* Task directions
Collect every line of the records below that contains the word "Serial".

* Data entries
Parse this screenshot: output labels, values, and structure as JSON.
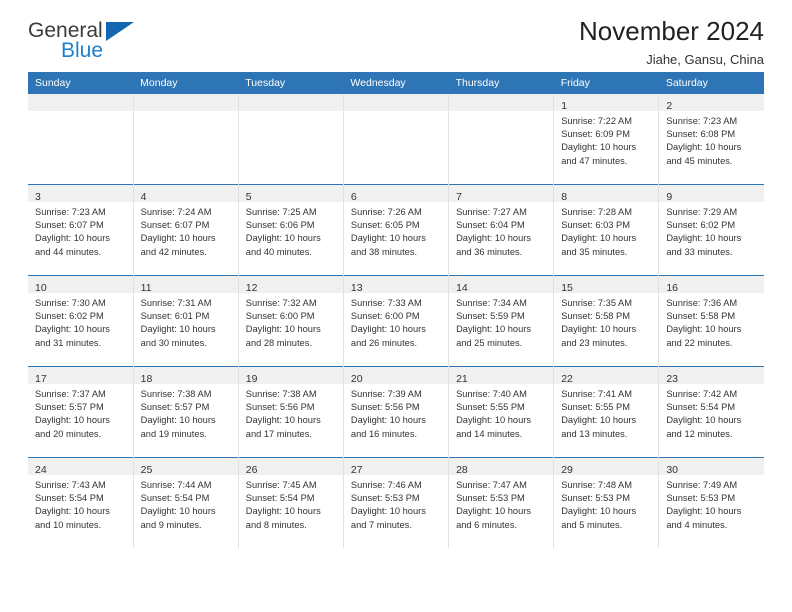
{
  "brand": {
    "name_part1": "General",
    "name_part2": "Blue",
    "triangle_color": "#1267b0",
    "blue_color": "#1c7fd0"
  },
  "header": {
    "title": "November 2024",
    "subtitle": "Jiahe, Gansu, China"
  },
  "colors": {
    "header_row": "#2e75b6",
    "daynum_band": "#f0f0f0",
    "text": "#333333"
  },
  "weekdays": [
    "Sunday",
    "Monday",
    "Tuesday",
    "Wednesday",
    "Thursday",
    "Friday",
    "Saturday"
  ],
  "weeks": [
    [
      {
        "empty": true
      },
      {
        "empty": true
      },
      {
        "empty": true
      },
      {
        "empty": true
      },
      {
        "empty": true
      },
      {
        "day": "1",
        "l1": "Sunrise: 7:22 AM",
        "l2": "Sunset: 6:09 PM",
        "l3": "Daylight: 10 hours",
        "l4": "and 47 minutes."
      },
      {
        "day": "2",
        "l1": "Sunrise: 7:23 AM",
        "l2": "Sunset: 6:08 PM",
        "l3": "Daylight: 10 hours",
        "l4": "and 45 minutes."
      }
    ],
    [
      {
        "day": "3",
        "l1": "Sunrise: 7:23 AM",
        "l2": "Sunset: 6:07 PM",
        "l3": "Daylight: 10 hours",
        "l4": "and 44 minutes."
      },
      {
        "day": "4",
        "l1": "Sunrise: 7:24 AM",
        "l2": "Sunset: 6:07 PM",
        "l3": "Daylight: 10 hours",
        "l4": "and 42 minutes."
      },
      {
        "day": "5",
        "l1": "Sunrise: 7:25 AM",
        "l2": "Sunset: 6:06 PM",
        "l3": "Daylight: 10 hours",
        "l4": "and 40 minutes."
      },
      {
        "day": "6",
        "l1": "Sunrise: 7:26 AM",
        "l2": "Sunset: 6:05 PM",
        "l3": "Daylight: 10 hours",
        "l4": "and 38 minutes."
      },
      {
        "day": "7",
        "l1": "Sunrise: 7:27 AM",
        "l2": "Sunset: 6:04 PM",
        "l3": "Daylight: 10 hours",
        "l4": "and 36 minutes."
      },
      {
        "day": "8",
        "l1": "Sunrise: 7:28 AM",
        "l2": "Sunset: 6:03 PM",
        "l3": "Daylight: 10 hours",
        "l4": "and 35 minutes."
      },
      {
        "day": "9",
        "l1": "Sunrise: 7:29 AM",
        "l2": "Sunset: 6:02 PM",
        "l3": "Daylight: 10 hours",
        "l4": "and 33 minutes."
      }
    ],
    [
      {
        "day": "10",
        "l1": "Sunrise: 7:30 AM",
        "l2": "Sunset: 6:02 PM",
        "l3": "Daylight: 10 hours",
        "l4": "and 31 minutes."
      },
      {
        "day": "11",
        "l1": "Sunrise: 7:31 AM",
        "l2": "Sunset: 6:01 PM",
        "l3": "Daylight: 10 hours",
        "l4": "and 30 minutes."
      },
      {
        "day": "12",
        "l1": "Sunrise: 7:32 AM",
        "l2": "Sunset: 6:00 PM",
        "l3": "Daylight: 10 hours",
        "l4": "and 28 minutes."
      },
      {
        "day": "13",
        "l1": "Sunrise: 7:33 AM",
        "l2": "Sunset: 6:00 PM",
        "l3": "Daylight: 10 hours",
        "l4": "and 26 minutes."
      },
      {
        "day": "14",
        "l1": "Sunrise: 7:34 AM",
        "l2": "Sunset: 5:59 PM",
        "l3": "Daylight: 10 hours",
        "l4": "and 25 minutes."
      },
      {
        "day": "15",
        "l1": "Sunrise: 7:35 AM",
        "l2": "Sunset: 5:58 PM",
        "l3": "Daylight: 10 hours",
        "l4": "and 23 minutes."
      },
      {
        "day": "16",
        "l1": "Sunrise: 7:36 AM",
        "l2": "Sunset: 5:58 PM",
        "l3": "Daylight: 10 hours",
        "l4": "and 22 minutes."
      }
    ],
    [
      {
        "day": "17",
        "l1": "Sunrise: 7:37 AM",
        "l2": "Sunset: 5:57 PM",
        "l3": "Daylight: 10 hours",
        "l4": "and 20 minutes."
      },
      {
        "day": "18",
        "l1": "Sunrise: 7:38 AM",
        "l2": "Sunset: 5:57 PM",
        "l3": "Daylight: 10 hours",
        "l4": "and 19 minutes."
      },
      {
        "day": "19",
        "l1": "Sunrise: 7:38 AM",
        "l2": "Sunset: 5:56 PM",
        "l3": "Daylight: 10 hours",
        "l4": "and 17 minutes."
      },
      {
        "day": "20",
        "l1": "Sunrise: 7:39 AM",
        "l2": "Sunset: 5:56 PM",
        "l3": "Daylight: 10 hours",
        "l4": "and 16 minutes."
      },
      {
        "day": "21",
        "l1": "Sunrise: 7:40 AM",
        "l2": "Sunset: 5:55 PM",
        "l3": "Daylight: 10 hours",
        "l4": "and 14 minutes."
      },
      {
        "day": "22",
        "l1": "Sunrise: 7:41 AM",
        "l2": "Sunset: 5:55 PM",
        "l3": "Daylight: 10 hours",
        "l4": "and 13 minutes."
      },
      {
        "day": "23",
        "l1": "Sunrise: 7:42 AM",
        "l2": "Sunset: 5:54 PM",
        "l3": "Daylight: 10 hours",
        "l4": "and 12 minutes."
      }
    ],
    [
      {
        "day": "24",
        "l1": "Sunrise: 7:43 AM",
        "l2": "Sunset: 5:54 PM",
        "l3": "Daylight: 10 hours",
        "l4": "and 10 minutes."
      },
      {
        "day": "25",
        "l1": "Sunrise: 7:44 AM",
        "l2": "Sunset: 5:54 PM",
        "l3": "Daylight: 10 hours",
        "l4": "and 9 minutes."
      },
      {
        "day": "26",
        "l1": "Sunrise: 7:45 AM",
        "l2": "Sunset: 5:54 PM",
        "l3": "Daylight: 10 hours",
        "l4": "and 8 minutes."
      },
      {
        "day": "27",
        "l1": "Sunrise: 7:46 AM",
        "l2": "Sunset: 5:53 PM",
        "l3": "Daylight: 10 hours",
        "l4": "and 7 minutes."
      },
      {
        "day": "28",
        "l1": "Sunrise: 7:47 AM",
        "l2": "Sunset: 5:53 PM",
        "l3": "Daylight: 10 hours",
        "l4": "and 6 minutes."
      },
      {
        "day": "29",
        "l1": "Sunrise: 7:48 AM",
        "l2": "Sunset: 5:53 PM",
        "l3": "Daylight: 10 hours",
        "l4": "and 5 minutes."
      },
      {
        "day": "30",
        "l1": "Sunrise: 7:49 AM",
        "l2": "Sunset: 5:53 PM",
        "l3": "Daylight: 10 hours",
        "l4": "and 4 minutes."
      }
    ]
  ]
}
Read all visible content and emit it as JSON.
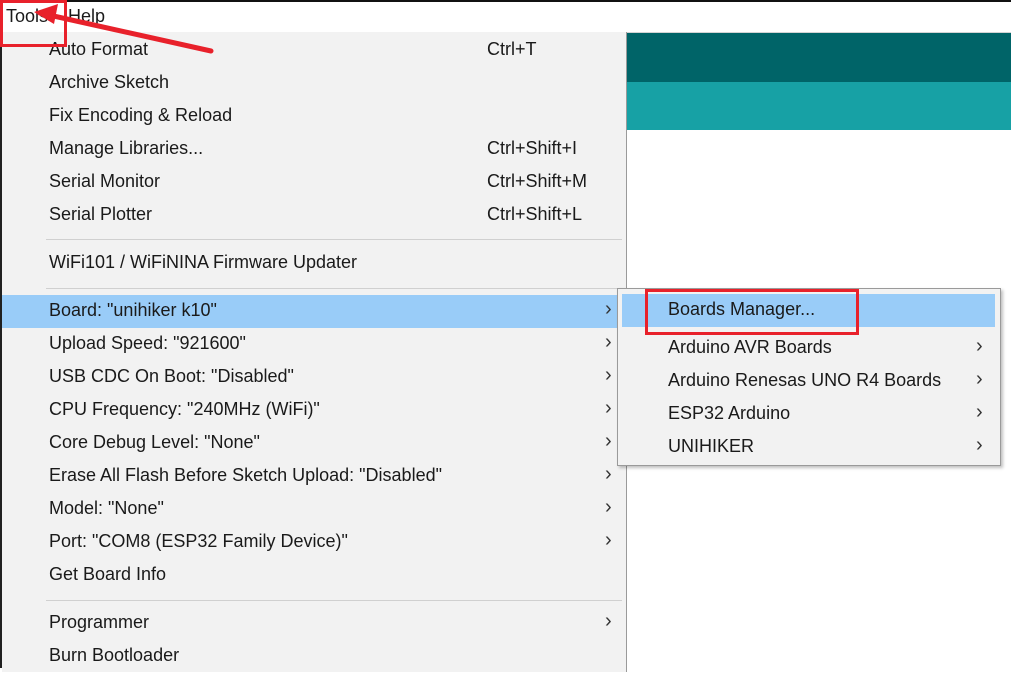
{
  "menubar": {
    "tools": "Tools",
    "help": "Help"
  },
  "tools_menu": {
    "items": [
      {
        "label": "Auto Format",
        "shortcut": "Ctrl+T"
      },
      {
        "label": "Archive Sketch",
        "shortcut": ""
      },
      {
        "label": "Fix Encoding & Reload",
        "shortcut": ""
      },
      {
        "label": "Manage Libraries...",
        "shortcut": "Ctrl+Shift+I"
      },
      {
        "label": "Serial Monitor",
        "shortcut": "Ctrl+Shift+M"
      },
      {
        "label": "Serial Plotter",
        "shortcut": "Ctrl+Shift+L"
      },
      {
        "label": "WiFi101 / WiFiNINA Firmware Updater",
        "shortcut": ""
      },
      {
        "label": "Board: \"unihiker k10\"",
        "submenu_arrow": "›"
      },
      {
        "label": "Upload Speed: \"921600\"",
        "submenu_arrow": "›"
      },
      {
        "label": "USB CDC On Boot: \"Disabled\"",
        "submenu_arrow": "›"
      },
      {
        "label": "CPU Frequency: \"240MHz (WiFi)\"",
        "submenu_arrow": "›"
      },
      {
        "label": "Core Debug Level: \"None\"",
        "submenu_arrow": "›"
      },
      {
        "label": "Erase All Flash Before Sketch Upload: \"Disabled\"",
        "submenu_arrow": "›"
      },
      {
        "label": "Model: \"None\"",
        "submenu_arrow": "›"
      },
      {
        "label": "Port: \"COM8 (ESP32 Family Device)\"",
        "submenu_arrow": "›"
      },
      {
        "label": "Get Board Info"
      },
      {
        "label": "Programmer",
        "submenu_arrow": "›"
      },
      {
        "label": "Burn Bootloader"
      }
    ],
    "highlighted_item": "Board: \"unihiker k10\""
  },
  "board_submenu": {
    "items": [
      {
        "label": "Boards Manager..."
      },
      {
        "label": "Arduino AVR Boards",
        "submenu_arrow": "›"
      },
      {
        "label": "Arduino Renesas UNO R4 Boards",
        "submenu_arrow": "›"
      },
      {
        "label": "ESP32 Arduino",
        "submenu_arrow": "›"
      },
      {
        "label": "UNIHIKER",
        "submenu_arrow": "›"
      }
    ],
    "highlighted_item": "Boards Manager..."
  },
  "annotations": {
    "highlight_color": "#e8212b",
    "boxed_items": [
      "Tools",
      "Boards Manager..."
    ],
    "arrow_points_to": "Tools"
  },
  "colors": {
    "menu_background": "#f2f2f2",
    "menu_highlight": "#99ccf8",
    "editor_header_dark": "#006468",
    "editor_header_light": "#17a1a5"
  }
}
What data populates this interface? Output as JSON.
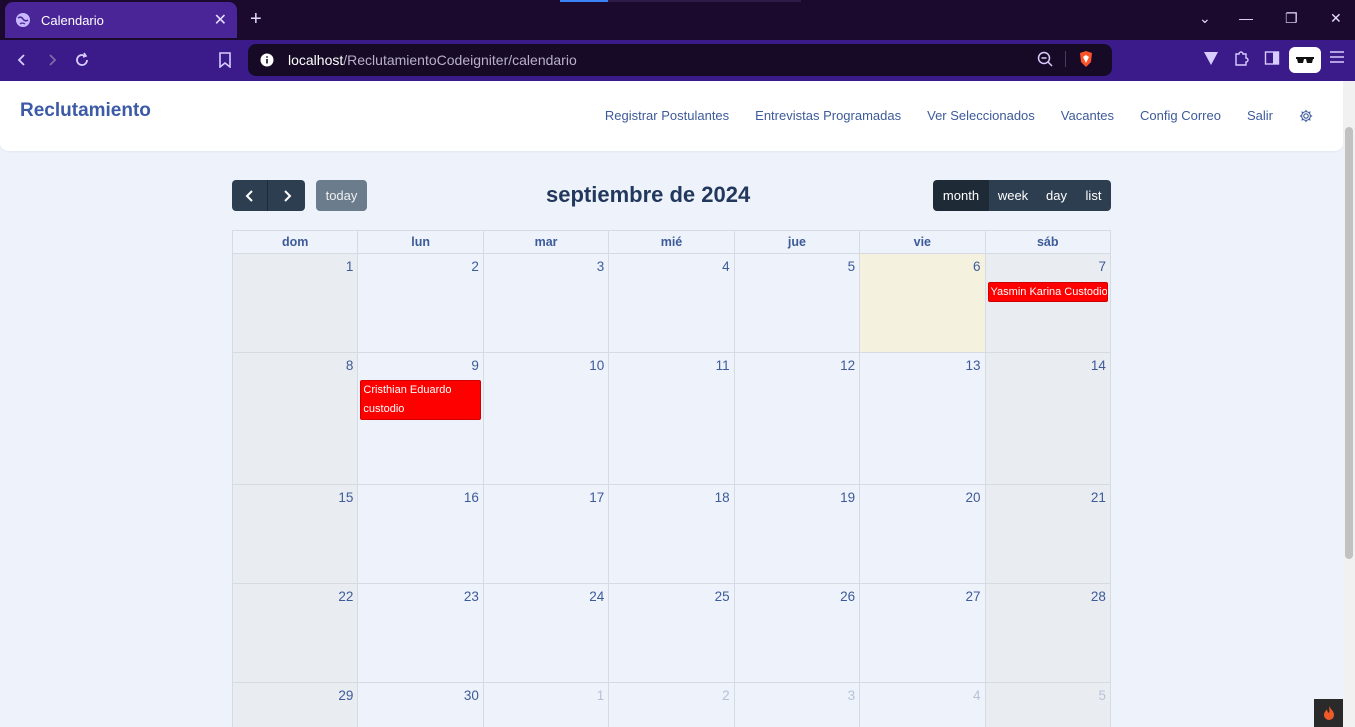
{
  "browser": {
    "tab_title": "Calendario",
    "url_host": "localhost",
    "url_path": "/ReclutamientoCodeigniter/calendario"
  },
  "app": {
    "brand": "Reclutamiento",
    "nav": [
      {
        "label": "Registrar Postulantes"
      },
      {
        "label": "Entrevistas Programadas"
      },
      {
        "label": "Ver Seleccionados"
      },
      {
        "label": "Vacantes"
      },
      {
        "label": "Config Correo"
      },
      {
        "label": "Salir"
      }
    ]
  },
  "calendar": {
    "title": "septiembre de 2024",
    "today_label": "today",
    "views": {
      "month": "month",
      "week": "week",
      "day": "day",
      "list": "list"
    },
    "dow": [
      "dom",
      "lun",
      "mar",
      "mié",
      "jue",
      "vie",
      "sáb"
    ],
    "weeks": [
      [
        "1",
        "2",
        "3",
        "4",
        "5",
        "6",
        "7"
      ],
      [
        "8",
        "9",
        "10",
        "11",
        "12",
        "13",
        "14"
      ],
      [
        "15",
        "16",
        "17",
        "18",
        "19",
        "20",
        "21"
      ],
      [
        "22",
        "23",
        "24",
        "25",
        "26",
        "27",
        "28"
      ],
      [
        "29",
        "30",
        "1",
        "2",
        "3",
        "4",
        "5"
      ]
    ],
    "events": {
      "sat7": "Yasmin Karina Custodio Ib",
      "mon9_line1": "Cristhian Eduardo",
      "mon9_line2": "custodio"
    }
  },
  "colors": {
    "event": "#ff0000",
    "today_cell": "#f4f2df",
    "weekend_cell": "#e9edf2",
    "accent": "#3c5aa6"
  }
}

* Complete answer
        "label": "Serial Monitor",
        "label": "Serial Plotter",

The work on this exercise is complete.